* _Requirement_
Return all lines from the listing below in which the string "Российской" occurs.

Stored records:
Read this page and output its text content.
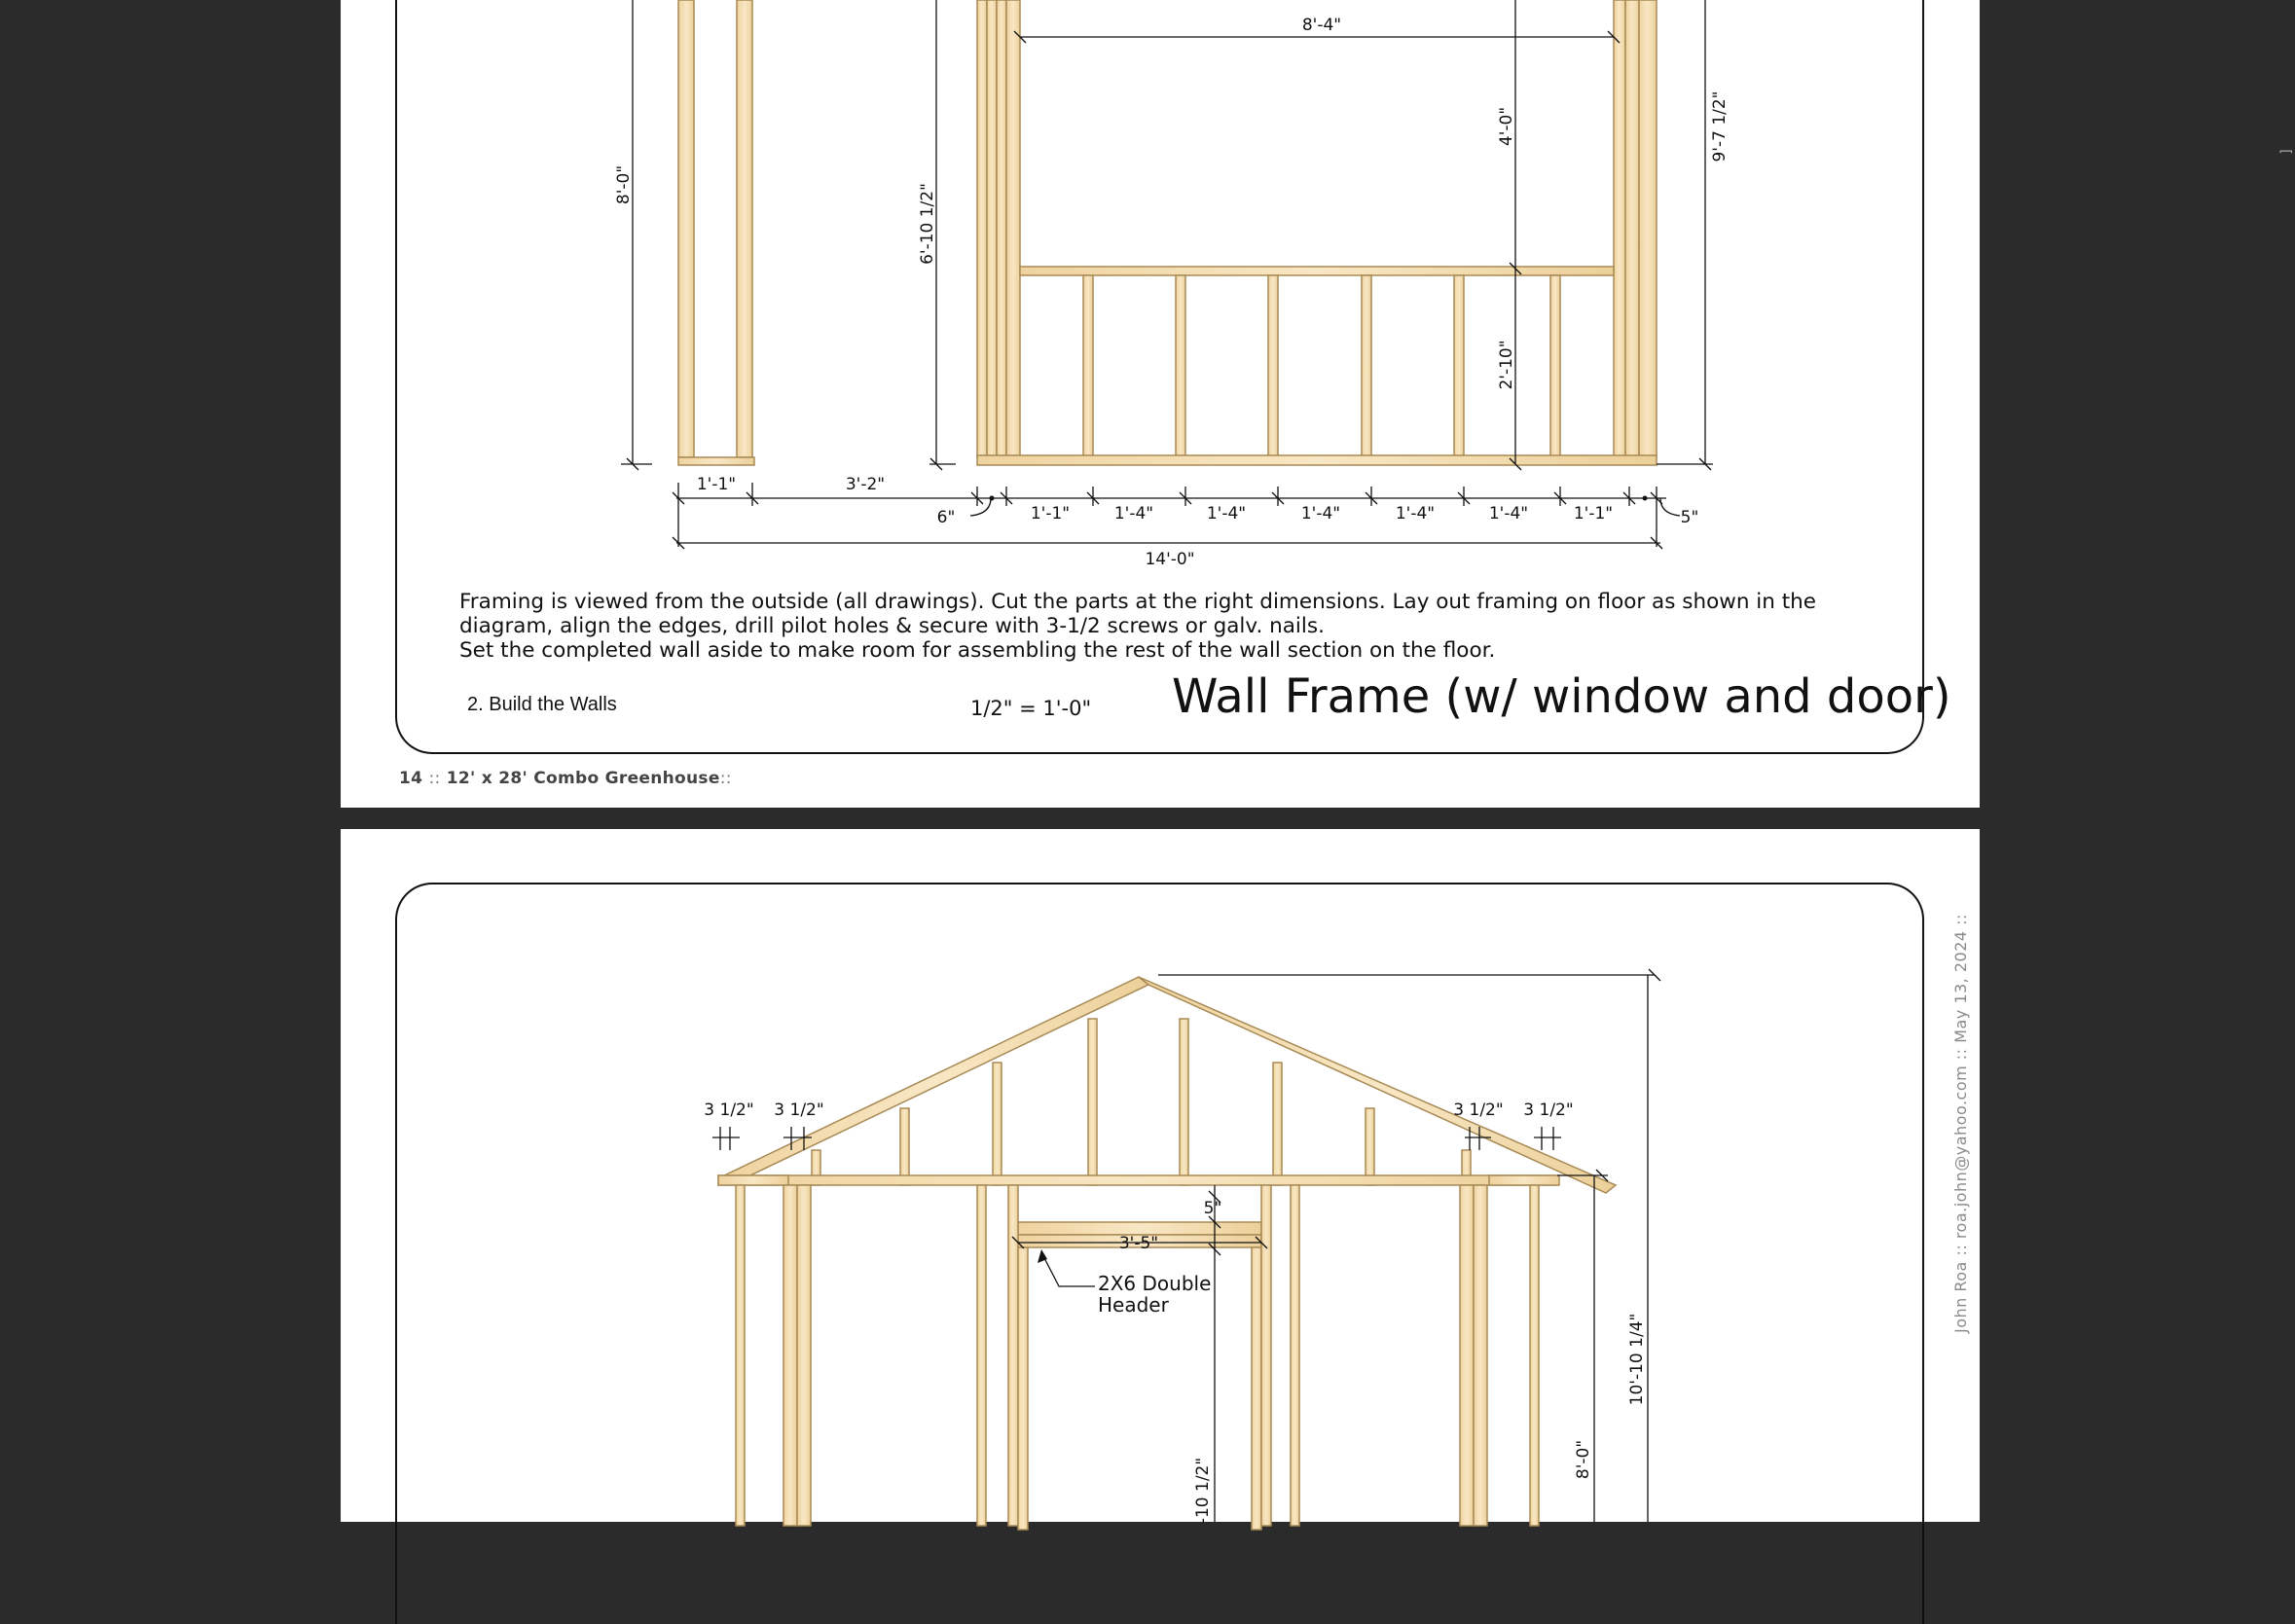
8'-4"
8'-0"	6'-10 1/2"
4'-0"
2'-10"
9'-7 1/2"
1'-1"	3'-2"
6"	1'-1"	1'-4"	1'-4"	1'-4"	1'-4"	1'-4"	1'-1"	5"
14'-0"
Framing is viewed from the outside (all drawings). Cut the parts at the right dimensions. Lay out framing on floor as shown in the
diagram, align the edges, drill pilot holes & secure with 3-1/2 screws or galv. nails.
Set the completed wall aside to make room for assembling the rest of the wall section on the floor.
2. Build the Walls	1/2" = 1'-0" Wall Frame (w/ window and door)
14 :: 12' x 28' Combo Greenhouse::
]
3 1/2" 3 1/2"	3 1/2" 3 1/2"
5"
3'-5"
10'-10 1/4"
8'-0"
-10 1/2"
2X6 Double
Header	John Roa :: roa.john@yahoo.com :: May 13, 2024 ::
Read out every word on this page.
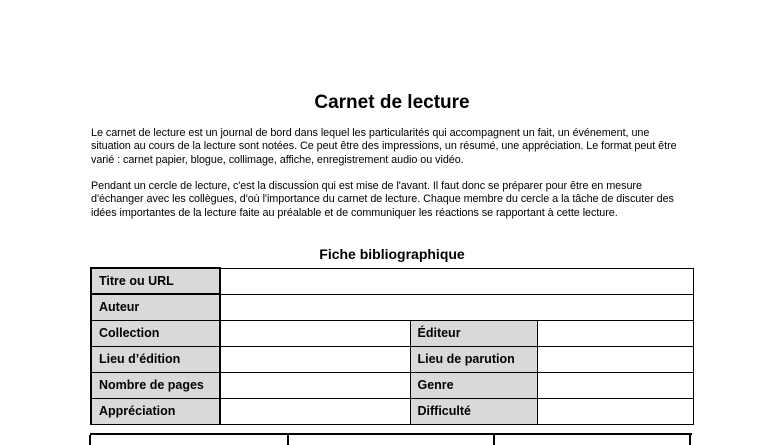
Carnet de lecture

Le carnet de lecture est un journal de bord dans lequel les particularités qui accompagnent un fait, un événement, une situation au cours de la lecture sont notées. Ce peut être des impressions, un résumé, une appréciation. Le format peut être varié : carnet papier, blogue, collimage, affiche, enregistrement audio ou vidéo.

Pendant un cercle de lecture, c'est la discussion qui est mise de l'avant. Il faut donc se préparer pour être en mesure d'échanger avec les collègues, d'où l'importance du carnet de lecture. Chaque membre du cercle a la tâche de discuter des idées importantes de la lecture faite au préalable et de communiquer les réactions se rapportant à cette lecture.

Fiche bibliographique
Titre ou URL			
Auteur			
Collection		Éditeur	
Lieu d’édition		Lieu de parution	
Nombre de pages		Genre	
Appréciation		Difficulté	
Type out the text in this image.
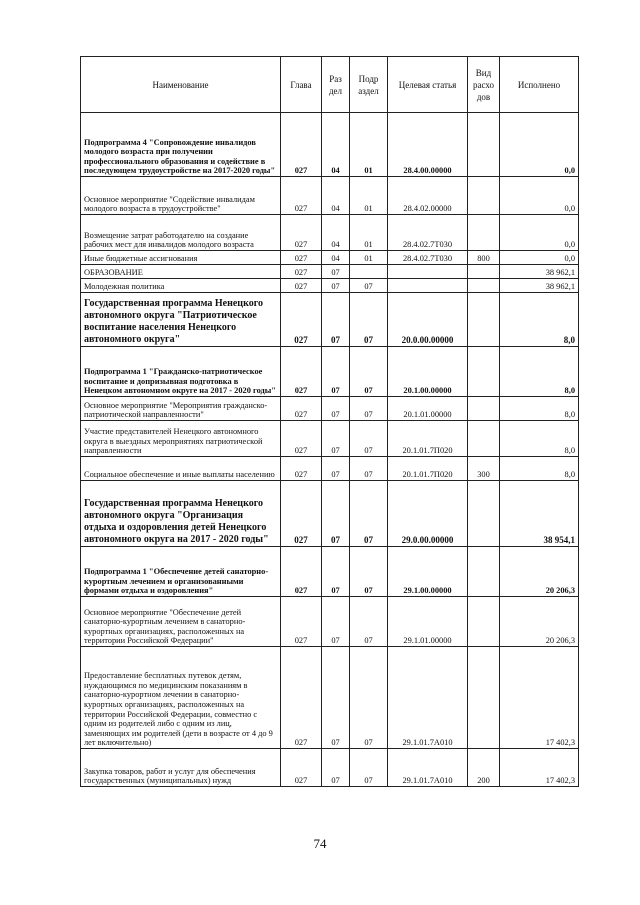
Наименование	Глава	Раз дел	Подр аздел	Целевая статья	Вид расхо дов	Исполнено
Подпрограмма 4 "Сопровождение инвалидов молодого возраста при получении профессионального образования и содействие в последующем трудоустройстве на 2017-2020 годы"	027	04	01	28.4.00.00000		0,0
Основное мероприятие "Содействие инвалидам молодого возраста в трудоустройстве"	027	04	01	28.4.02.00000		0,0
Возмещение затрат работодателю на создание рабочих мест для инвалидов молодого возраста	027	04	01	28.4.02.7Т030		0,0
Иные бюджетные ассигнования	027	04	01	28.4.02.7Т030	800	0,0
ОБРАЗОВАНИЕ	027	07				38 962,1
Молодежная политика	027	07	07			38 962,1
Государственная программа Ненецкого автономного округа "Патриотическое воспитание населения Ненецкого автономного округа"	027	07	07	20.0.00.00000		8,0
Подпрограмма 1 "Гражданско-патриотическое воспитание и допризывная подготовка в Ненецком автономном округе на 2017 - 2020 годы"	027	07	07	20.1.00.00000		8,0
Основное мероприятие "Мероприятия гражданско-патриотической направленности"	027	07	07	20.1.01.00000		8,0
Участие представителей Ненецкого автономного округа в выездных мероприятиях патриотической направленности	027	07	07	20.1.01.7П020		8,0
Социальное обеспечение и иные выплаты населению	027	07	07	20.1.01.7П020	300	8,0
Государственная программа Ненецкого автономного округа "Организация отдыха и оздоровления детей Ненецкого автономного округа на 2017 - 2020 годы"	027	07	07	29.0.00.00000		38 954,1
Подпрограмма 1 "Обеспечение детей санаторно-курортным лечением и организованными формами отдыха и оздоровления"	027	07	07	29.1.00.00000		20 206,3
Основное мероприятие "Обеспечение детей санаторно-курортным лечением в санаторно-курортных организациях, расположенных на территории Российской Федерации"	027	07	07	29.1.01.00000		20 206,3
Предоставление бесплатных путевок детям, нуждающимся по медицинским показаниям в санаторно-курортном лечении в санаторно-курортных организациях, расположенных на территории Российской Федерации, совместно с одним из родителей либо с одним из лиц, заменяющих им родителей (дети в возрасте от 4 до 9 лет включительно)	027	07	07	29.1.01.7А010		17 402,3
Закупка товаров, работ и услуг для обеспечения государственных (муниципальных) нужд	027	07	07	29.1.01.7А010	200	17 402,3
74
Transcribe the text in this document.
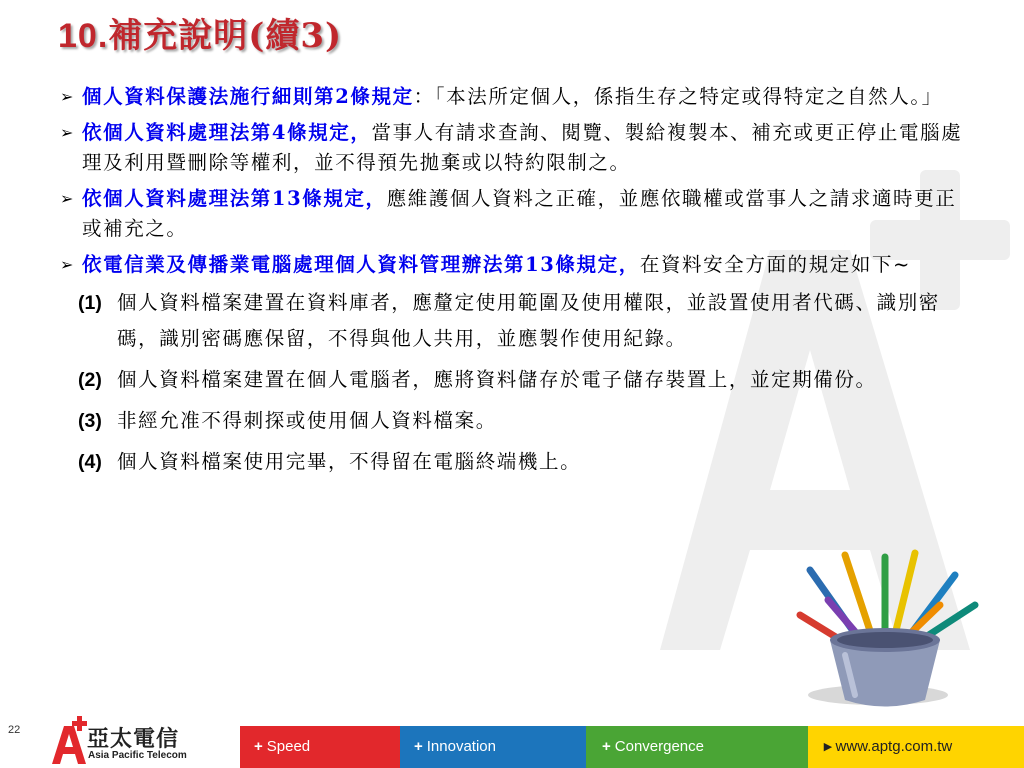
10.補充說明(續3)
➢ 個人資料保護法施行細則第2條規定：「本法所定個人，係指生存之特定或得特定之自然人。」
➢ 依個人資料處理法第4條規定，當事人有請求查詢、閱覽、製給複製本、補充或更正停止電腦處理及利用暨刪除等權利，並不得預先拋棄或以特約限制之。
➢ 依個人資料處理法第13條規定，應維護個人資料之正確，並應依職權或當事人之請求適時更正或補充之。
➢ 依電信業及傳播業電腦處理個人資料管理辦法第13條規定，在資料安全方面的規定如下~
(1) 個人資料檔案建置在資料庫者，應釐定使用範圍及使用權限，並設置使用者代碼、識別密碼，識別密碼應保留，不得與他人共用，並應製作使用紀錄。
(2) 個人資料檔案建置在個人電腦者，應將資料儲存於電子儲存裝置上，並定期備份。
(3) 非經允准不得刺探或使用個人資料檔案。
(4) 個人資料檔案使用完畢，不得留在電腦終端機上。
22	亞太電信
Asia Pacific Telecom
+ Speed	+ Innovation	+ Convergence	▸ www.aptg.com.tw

* _Response to the exercise_
Основное мероприятие "Обеспечение детей санаторно-курортным лечением в санаторно-курортных организациях, расположенных на территории Российской Федерации"	027	07	07	29.1.01.00000		20 206,3
Предоставление бесплатных путевок детям, нуждающимся по медицинским показаниям в санаторно-курортном лечении в санаторно-курортных организациях, расположенных на территории Российской Федерации, совместно с одним из родителей либо с одним из лиц, заменяющих им родителей (дети в возрасте от 4 до 9 лет включительно)	027	07	07	29.1.01.7А010		17 402,3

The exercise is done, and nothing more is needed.